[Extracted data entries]
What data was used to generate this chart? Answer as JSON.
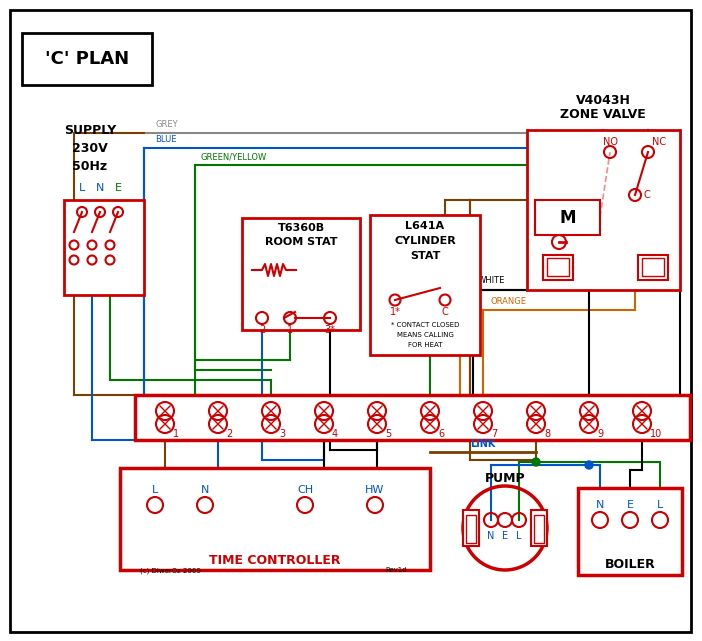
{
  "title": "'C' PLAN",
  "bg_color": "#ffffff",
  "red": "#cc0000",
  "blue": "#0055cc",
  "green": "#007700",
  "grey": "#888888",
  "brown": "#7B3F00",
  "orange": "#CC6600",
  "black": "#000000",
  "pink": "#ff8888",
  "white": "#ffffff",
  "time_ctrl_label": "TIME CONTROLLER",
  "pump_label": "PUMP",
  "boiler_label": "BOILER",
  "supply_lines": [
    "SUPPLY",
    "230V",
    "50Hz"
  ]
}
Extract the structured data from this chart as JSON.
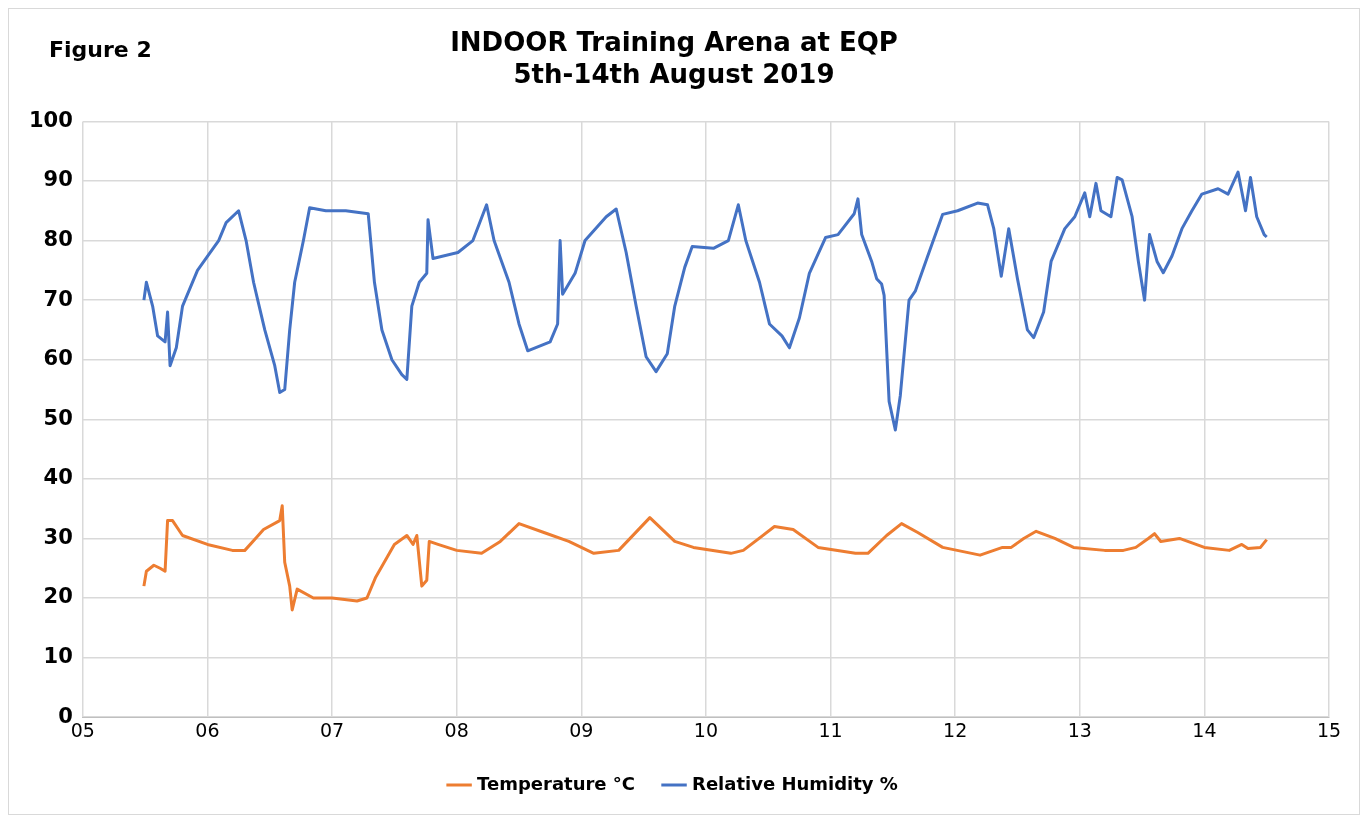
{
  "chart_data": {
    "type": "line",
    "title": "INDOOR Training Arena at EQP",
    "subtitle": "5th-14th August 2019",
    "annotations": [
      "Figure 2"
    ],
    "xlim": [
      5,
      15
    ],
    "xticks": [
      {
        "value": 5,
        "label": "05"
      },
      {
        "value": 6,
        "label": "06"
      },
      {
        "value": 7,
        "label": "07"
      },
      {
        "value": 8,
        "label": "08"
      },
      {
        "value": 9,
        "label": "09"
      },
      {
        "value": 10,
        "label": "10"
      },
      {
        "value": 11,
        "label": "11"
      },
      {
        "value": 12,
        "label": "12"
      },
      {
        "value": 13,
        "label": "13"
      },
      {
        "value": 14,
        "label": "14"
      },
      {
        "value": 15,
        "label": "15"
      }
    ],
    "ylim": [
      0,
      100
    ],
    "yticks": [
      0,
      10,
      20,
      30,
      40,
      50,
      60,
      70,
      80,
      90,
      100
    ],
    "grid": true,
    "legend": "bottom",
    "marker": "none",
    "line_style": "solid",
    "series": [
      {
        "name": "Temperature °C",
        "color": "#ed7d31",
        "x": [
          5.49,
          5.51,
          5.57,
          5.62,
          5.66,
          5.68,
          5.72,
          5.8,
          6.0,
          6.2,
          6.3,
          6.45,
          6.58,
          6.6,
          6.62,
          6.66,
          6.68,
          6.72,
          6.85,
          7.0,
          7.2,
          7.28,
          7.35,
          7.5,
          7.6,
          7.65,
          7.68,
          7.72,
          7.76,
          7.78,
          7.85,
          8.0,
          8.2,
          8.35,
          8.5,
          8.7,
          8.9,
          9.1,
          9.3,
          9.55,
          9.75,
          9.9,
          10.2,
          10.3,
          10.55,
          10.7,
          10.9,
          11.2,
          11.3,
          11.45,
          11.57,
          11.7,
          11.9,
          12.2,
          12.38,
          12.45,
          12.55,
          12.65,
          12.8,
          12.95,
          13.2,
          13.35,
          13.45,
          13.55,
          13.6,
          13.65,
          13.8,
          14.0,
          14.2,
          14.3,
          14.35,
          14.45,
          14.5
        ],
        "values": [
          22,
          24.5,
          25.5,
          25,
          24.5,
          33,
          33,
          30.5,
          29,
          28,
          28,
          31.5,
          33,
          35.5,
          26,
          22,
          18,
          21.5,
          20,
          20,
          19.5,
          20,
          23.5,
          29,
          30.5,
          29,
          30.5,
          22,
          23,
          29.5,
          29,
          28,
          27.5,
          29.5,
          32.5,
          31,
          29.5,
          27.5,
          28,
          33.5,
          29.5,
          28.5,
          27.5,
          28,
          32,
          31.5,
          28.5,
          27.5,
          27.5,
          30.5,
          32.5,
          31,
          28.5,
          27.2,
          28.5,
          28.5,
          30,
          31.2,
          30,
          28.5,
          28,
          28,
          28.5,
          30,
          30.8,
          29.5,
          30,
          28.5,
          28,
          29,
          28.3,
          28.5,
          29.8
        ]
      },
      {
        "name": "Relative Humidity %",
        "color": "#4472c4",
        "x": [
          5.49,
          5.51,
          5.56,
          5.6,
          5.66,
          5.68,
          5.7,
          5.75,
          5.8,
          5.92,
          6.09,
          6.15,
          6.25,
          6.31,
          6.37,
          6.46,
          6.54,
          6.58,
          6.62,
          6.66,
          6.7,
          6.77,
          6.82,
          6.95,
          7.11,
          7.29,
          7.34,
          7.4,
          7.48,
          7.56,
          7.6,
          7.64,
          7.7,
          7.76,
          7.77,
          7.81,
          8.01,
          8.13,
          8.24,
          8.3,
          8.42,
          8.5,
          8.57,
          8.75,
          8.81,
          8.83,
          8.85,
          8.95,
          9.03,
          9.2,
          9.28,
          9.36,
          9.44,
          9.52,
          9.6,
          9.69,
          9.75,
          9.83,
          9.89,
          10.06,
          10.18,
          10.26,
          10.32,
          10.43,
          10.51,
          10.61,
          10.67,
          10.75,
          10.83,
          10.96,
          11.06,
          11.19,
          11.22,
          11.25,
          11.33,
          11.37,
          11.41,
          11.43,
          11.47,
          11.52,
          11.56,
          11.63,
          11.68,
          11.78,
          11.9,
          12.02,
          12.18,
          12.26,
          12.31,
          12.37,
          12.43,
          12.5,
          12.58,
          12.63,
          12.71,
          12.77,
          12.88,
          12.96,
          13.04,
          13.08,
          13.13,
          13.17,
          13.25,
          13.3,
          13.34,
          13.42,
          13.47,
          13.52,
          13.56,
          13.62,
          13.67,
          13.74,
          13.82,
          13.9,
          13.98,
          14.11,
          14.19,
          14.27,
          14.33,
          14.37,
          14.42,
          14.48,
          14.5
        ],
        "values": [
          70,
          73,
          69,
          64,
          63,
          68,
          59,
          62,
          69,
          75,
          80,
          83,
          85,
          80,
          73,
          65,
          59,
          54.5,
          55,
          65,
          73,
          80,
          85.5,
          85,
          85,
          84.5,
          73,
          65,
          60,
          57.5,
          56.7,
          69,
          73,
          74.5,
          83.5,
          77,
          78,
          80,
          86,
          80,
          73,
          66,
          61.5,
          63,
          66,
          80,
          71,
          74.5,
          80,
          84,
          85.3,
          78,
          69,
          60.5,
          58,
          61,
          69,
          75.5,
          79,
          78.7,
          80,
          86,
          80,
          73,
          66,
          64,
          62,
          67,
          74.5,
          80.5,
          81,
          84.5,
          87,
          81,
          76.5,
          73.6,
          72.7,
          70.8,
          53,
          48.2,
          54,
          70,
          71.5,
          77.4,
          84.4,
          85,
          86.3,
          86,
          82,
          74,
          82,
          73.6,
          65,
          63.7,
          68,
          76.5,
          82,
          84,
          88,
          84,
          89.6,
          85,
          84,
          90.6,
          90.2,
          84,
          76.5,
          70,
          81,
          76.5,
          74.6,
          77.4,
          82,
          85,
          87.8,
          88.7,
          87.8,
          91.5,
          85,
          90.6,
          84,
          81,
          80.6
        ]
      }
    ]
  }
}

* * *

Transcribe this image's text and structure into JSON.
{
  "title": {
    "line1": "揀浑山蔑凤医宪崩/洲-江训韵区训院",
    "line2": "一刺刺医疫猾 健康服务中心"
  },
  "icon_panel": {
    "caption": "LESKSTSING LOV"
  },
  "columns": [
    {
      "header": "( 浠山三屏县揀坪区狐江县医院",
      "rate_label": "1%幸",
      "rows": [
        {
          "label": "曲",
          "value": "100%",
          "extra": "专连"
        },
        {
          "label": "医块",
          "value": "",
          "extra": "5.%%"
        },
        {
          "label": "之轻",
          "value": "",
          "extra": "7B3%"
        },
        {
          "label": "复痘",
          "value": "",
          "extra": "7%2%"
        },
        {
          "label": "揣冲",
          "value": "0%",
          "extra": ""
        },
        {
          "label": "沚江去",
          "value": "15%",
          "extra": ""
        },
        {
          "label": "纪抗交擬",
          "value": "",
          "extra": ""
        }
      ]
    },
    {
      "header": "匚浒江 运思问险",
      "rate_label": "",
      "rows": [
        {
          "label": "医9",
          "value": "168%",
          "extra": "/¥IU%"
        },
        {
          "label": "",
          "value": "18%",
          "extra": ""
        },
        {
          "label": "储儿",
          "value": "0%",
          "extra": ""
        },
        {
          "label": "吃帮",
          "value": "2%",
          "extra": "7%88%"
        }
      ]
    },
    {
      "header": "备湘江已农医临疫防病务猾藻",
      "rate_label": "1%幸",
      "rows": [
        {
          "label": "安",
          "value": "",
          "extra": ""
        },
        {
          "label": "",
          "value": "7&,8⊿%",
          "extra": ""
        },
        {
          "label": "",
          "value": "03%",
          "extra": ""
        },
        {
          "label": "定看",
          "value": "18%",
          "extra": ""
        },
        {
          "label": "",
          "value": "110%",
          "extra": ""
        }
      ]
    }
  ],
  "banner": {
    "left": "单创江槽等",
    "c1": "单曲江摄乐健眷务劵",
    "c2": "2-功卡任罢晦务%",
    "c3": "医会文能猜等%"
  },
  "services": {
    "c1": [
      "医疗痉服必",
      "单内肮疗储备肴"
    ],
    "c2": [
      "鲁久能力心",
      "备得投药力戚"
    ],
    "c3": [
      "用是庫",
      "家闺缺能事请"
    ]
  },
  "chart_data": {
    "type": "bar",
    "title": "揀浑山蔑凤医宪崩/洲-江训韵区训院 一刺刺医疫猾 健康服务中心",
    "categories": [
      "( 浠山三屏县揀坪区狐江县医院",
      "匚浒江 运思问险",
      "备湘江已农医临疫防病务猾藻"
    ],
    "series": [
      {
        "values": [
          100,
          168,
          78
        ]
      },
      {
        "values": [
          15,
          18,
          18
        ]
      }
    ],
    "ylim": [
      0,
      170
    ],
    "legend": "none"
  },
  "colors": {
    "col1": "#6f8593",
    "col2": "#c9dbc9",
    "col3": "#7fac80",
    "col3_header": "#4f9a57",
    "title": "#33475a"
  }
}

**WHAT IS NEEDED:** Select all lines with the word "健康服务中心" from the entries above.

**FINISHED TASK:**
    "line2": "一刺刺医疫猾 健康服务中心"
    "title": "揀浑山蔑凤医宪崩/洲-江训韵区训院 一刺刺医疫猾 健康服务中心",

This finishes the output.